● **What is asked**
Extract every entry word for word.
- - - - -
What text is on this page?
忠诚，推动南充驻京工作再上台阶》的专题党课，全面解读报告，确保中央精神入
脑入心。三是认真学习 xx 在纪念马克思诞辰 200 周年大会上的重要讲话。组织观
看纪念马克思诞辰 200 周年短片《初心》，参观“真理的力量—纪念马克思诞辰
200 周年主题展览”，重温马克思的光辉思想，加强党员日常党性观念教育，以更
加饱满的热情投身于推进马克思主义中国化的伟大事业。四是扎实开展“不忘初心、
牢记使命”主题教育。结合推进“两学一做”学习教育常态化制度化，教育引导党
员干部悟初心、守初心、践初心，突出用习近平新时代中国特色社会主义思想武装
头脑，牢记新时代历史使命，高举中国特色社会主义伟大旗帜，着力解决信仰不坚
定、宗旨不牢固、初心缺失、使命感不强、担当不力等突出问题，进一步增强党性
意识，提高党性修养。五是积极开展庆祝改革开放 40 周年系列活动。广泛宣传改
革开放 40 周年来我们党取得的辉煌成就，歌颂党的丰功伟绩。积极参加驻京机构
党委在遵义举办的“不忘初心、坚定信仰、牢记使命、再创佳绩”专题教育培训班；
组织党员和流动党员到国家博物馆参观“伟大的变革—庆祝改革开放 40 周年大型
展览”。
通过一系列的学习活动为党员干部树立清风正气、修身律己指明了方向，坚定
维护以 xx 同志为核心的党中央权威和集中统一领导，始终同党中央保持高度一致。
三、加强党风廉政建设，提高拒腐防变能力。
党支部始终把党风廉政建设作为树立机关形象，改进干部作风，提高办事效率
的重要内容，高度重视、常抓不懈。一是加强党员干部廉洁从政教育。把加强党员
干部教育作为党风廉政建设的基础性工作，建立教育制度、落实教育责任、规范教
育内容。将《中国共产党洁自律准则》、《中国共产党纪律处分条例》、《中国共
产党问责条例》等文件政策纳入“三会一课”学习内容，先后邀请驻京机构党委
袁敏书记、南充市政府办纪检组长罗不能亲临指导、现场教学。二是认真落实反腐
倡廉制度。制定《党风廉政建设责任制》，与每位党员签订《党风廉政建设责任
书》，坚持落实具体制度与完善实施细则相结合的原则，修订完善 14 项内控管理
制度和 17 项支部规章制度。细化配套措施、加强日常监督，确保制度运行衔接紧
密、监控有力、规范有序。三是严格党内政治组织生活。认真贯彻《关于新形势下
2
- - - - -
● **Result for this task**
What text is on this page?
忠诚，推动南充驻京工作再上台阶》的专题党课，全面解读报告，确保中央精神入
脑入心。三是认真学习 xx 在纪念马克思诞辰 200 周年大会上的重要讲话。组织观
看纪念马克思诞辰 200 周年短片《初心》，参观“真理的力量—纪念马克思诞辰
200 周年主题展览”，重温马克思的光辉思想，加强党员日常党性观念教育，以更
加饱满的热情投身于推进马克思主义中国化的伟大事业。四是扎实开展“不忘初心、
牢记使命”主题教育。结合推进“两学一做”学习教育常态化制度化，教育引导党
员干部悟初心、守初心、践初心，突出用习近平新时代中国特色社会主义思想武装
头脑，牢记新时代历史使命，高举中国特色社会主义伟大旗帜，着力解决信仰不坚
定、宗旨不牢固、初心缺失、使命感不强、担当不力等突出问题，进一步增强党性
意识，提高党性修养。五是积极开展庆祝改革开放 40 周年系列活动。广泛宣传改
革开放 40 周年来我们党取得的辉煌成就，歌颂党的丰功伟绩。积极参加驻京机构
党委在遵义举办的“不忘初心、坚定信仰、牢记使命、再创佳绩”专题教育培训班；
组织党员和流动党员到国家博物馆参观“伟大的变革—庆祝改革开放 40 周年大型
展览”。
通过一系列的学习活动为党员干部树立清风正气、修身律己指明了方向，坚定
维护以 xx 同志为核心的党中央权威和集中统一领导，始终同党中央保持高度一致。
三、加强党风廉政建设，提高拒腐防变能力。
党支部始终把党风廉政建设作为树立机关形象，改进干部作风，提高办事效率
的重要内容，高度重视、常抓不懈。一是加强党员干部廉洁从政教育。把加强党员
干部教育作为党风廉政建设的基础性工作，建立教育制度、落实教育责任、规范教
育内容。将《中国共产党洁自律准则》、《中国共产党纪律处分条例》、《中国共
产党问责条例》等文件政策纳入“三会一课”学习内容，先后邀请驻京机构党委
袁敏书记、南充市政府办纪检组长罗不能亲临指导、现场教学。二是认真落实反腐
倡廉制度。制定《党风廉政建设责任制》，与每位党员签订《党风廉政建设责任
书》，坚持落实具体制度与完善实施细则相结合的原则，修订完善 14 项内控管理
制度和 17 项支部规章制度。细化配套措施、加强日常监督，确保制度运行衔接紧
密、监控有力、规范有序。三是严格党内政治组织生活。认真贯彻《关于新形势下
2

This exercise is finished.